Material for this exercise:

** Start **

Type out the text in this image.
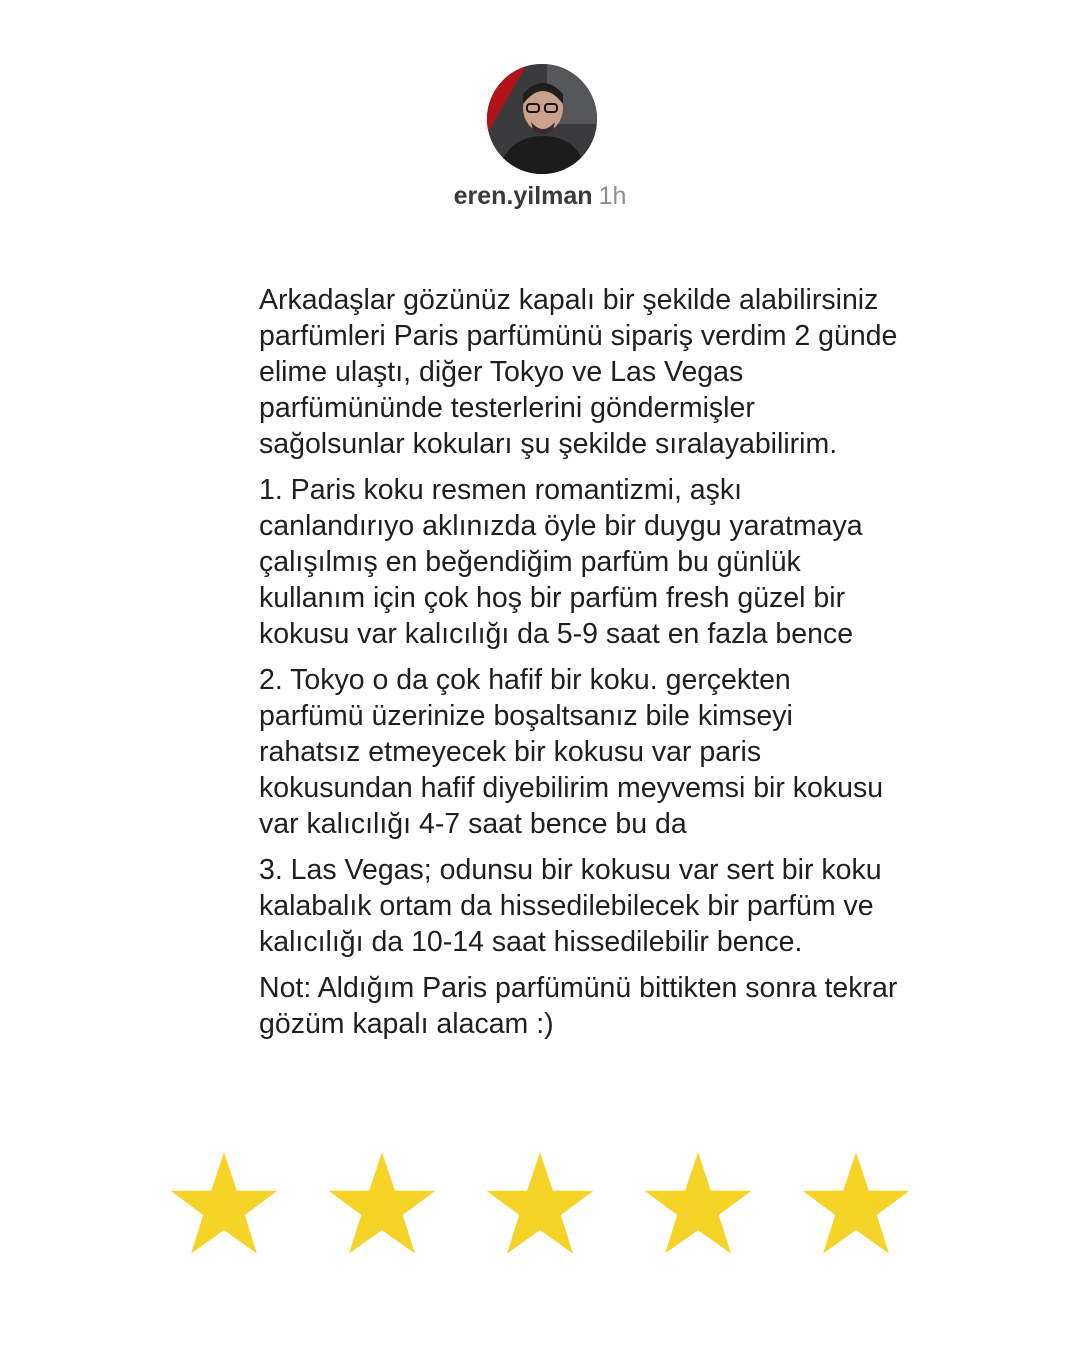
eren.yilman 1h

Arkadaşlar gözünüz kapalı bir şekilde alabilirsiniz parfümleri Paris parfümünü sipariş verdim 2 günde elime ulaştı, diğer Tokyo ve Las Vegas parfümününde testerlerini göndermişler sağolsunlar kokuları şu şekilde sıralayabilirim.

1. Paris koku resmen romantizmi, aşkı canlandırıyo aklınızda öyle bir duygu yaratmaya çalışılmış en beğendiğim parfüm bu günlük kullanım için çok hoş bir parfüm fresh güzel bir kokusu var kalıcılığı da 5-9 saat en fazla bence

2. Tokyo o da çok hafif bir koku. gerçekten parfümü üzerinize boşaltsanız bile kimseyi rahatsız etmeyecek bir kokusu var paris kokusundan hafif diyebilirim meyvemsi bir kokusu var kalıcılığı 4-7 saat bence bu da

3. Las Vegas; odunsu bir kokusu var sert bir koku kalabalık ortam da hissedilebilecek bir parfüm ve kalıcılığı da 10-14 saat hissedilebilir bence.

Not: Aldığım Paris parfümünü bittikten sonra tekrar gözüm kapalı alacam :)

** End **

The problem:
Using the listing, collect all lines in which the string "saat" is found.

Result:
1. Paris koku resmen romantizmi, aşkı canlandırıyo aklınızda öyle bir duygu yaratmaya çalışılmış en beğendiğim parfüm bu günlük kullanım için çok hoş bir parfüm fresh güzel bir kokusu var kalıcılığı da 5-9 saat en fazla bence
2. Tokyo o da çok hafif bir koku. gerçekten parfümü üzerinize boşaltsanız bile kimseyi rahatsız etmeyecek bir kokusu var paris kokusundan hafif diyebilirim meyvemsi bir kokusu var kalıcılığı 4-7 saat bence bu da
3. Las Vegas; odunsu bir kokusu var sert bir koku kalabalık ortam da hissedilebilecek bir parfüm ve kalıcılığı da 10-14 saat hissedilebilir bence.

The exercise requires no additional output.